DATA LINES:
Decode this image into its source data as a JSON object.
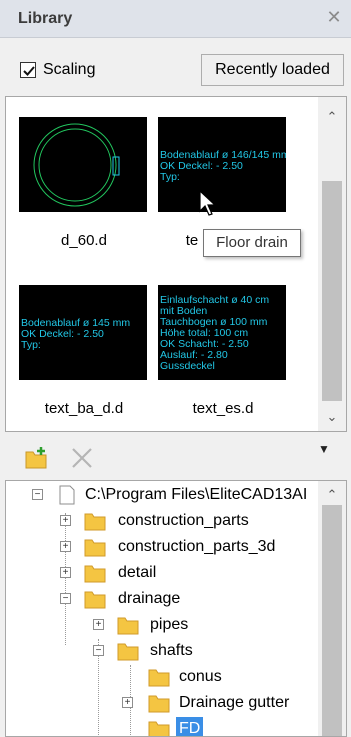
{
  "panel": {
    "title": "Library"
  },
  "options": {
    "scaling_label": "Scaling",
    "scaling_checked": true,
    "recent_button": "Recently loaded"
  },
  "thumbnails": [
    {
      "name": "d_60.d",
      "lines": []
    },
    {
      "name": "te",
      "lines": [
        "Bodenablauf ø 146/145 mm",
        "OK Deckel: - 2.50",
        "Typ:"
      ]
    },
    {
      "name": "text_ba_d.d",
      "lines": [
        "Bodenablauf ø 145 mm",
        "OK Deckel: - 2.50",
        "Typ:"
      ]
    },
    {
      "name": "text_es.d",
      "lines": [
        "Einlaufschacht ø 40 cm",
        "mit Boden",
        "Tauchbogen ø 100 mm",
        "Höhe total: 100 cm",
        "OK Schacht: - 2.50",
        "Auslauf: - 2.80",
        "Gussdeckel"
      ]
    }
  ],
  "tooltip": "Floor drain",
  "tree": {
    "root": "C:\\Program Files\\EliteCAD13AI",
    "items": [
      {
        "label": "construction_parts"
      },
      {
        "label": "construction_parts_3d"
      },
      {
        "label": "detail"
      },
      {
        "label": "drainage"
      },
      {
        "label": "pipes"
      },
      {
        "label": "shafts"
      },
      {
        "label": "conus"
      },
      {
        "label": "Drainage gutter"
      },
      {
        "label": "FD"
      }
    ]
  },
  "colors": {
    "cad_text": "#22c7e6",
    "cad_circle": "#22c55e",
    "selection": "#3a8ee6",
    "folder": "#f4c542"
  }
}
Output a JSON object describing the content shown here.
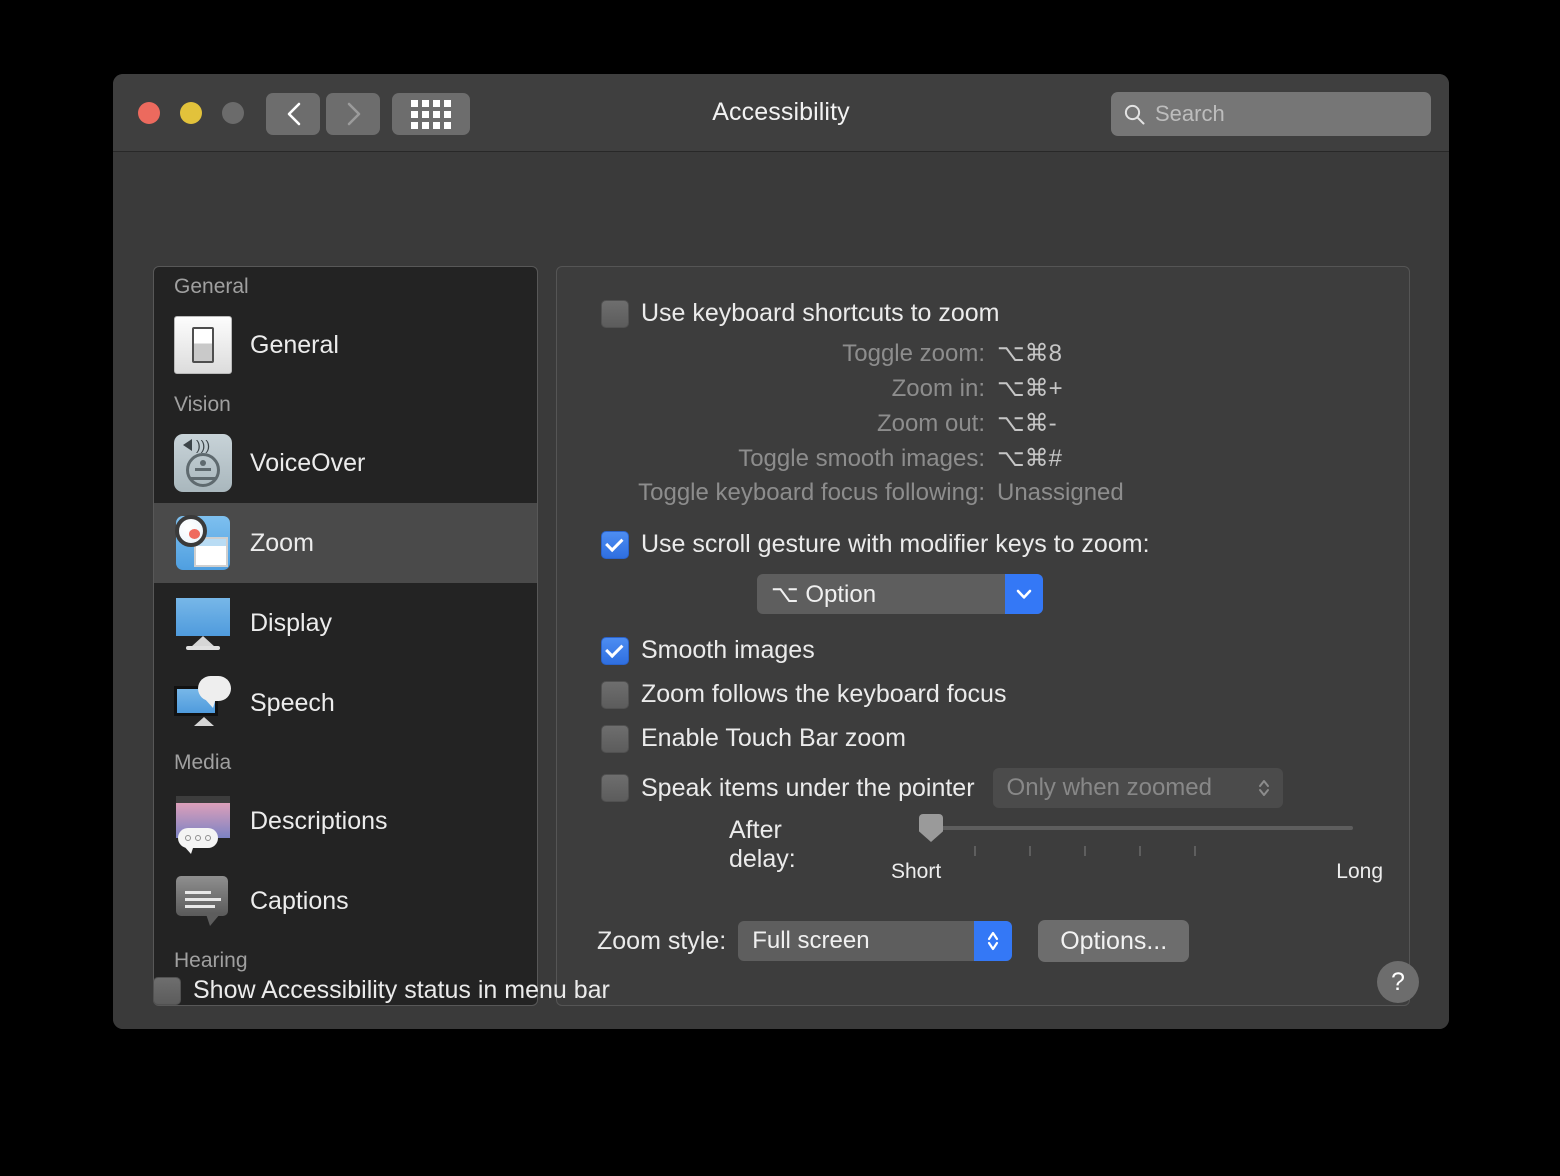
{
  "window": {
    "title": "Accessibility",
    "traffic_lights": [
      "close-button",
      "minimize-button",
      "zoom-button"
    ],
    "nav": {
      "back": "back-button",
      "forward": "forward-button",
      "show_all": "show-all-button"
    },
    "search": {
      "placeholder": "Search",
      "value": ""
    }
  },
  "sidebar": {
    "groups": [
      {
        "header": "General",
        "items": [
          {
            "label": "General",
            "icon": "general-switch-icon",
            "selected": false
          }
        ]
      },
      {
        "header": "Vision",
        "items": [
          {
            "label": "VoiceOver",
            "icon": "voiceover-icon",
            "selected": false
          },
          {
            "label": "Zoom",
            "icon": "zoom-icon",
            "selected": true
          },
          {
            "label": "Display",
            "icon": "display-icon",
            "selected": false
          },
          {
            "label": "Speech",
            "icon": "speech-icon",
            "selected": false
          }
        ]
      },
      {
        "header": "Media",
        "items": [
          {
            "label": "Descriptions",
            "icon": "descriptions-icon",
            "selected": false
          },
          {
            "label": "Captions",
            "icon": "captions-icon",
            "selected": false
          }
        ]
      },
      {
        "header": "Hearing",
        "items": []
      }
    ]
  },
  "pane": {
    "keyboard_shortcuts": {
      "label": "Use keyboard shortcuts to zoom",
      "checked": false,
      "shortcuts": [
        {
          "name": "Toggle zoom:",
          "value": "⌥⌘8"
        },
        {
          "name": "Zoom in:",
          "value": "⌥⌘+"
        },
        {
          "name": "Zoom out:",
          "value": "⌥⌘-"
        },
        {
          "name": "Toggle smooth images:",
          "value": "⌥⌘#"
        },
        {
          "name": "Toggle keyboard focus following:",
          "value": "Unassigned"
        }
      ]
    },
    "scroll_gesture": {
      "label": "Use scroll gesture with modifier keys to zoom:",
      "checked": true,
      "modifier": "⌥ Option"
    },
    "checkboxes": [
      {
        "label": "Smooth images",
        "checked": true
      },
      {
        "label": "Zoom follows the keyboard focus",
        "checked": false
      },
      {
        "label": "Enable Touch Bar zoom",
        "checked": false
      }
    ],
    "speak_items": {
      "label": "Speak items under the pointer",
      "checked": false,
      "mode": "Only when zoomed",
      "disabled": true
    },
    "after_delay": {
      "label": "After delay:",
      "short_label": "Short",
      "long_label": "Long",
      "value_percent": 0,
      "tick_count": 5
    },
    "zoom_style": {
      "label": "Zoom style:",
      "value": "Full screen",
      "options_button": "Options..."
    }
  },
  "footer": {
    "status_checkbox": {
      "label": "Show Accessibility status in menu bar",
      "checked": false
    },
    "help_glyph": "?"
  },
  "colors": {
    "accent_blue": "#3478f6",
    "window_bg": "#3a3a3a",
    "pane_bg": "#3d3d3d",
    "sidebar_bg": "#232323",
    "selected_row": "#4a4a4a",
    "close_red": "#ec6a5e",
    "minimize_yellow": "#e2c23b",
    "zoom_gray": "#6b6b6b"
  }
}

WRITTEN REQUEST:
All of the lines above should be printed exactly, minus the pictures.

COMPLETE OUTPUT:
Decode this image into its source data as a JSON object.
{
  "panel": {
    "title": "Library"
  },
  "options": {
    "scaling_label": "Scaling",
    "scaling_checked": true,
    "recent_button": "Recently loaded"
  },
  "thumbnails": [
    {
      "name": "d_60.d",
      "lines": []
    },
    {
      "name": "te",
      "lines": [
        "Bodenablauf ø 146/145 mm",
        "OK Deckel: - 2.50",
        "Typ:"
      ]
    },
    {
      "name": "text_ba_d.d",
      "lines": [
        "Bodenablauf ø 145 mm",
        "OK Deckel: - 2.50",
        "Typ:"
      ]
    },
    {
      "name": "text_es.d",
      "lines": [
        "Einlaufschacht ø 40 cm",
        "mit Boden",
        "Tauchbogen ø 100 mm",
        "Höhe total: 100 cm",
        "OK Schacht: - 2.50",
        "Auslauf: - 2.80",
        "Gussdeckel"
      ]
    }
  ],
  "tooltip": "Floor drain",
  "tree": {
    "root": "C:\\Program Files\\EliteCAD13AI",
    "items": [
      {
        "label": "construction_parts"
      },
      {
        "label": "construction_parts_3d"
      },
      {
        "label": "detail"
      },
      {
        "label": "drainage"
      },
      {
        "label": "pipes"
      },
      {
        "label": "shafts"
      },
      {
        "label": "conus"
      },
      {
        "label": "Drainage gutter"
      },
      {
        "label": "FD"
      }
    ]
  },
  "colors": {
    "cad_text": "#22c7e6",
    "cad_circle": "#22c55e",
    "selection": "#3a8ee6",
    "folder": "#f4c542"
  }
}
Output a JSON object describing the content shown here.
{
  "window": {
    "title": "Accessibility",
    "traffic_lights": [
      "close-button",
      "minimize-button",
      "zoom-button"
    ],
    "nav": {
      "back": "back-button",
      "forward": "forward-button",
      "show_all": "show-all-button"
    },
    "search": {
      "placeholder": "Search",
      "value": ""
    }
  },
  "sidebar": {
    "groups": [
      {
        "header": "General",
        "items": [
          {
            "label": "General",
            "icon": "general-switch-icon",
            "selected": false
          }
        ]
      },
      {
        "header": "Vision",
        "items": [
          {
            "label": "VoiceOver",
            "icon": "voiceover-icon",
            "selected": false
          },
          {
            "label": "Zoom",
            "icon": "zoom-icon",
            "selected": true
          },
          {
            "label": "Display",
            "icon": "display-icon",
            "selected": false
          },
          {
            "label": "Speech",
            "icon": "speech-icon",
            "selected": false
          }
        ]
      },
      {
        "header": "Media",
        "items": [
          {
            "label": "Descriptions",
            "icon": "descriptions-icon",
            "selected": false
          },
          {
            "label": "Captions",
            "icon": "captions-icon",
            "selected": false
          }
        ]
      },
      {
        "header": "Hearing",
        "items": []
      }
    ]
  },
  "pane": {
    "keyboard_shortcuts": {
      "label": "Use keyboard shortcuts to zoom",
      "checked": false,
      "shortcuts": [
        {
          "name": "Toggle zoom:",
          "value": "⌥⌘8"
        },
        {
          "name": "Zoom in:",
          "value": "⌥⌘+"
        },
        {
          "name": "Zoom out:",
          "value": "⌥⌘-"
        },
        {
          "name": "Toggle smooth images:",
          "value": "⌥⌘#"
        },
        {
          "name": "Toggle keyboard focus following:",
          "value": "Unassigned"
        }
      ]
    },
    "scroll_gesture": {
      "label": "Use scroll gesture with modifier keys to zoom:",
      "checked": true,
      "modifier": "⌥ Option"
    },
    "checkboxes": [
      {
        "label": "Smooth images",
        "checked": true
      },
      {
        "label": "Zoom follows the keyboard focus",
        "checked": false
      },
      {
        "label": "Enable Touch Bar zoom",
        "checked": false
      }
    ],
    "speak_items": {
      "label": "Speak items under the pointer",
      "checked": false,
      "mode": "Only when zoomed",
      "disabled": true
    },
    "after_delay": {
      "label": "After delay:",
      "short_label": "Short",
      "long_label": "Long",
      "value_percent": 0,
      "tick_count": 5
    },
    "zoom_style": {
      "label": "Zoom style:",
      "value": "Full screen",
      "options_button": "Options..."
    }
  },
  "footer": {
    "status_checkbox": {
      "label": "Show Accessibility status in menu bar",
      "checked": false
    },
    "help_glyph": "?"
  },
  "colors": {
    "accent_blue": "#3478f6",
    "window_bg": "#3a3a3a",
    "pane_bg": "#3d3d3d",
    "sidebar_bg": "#232323",
    "selected_row": "#4a4a4a",
    "close_red": "#ec6a5e",
    "minimize_yellow": "#e2c23b",
    "zoom_gray": "#6b6b6b"
  }
}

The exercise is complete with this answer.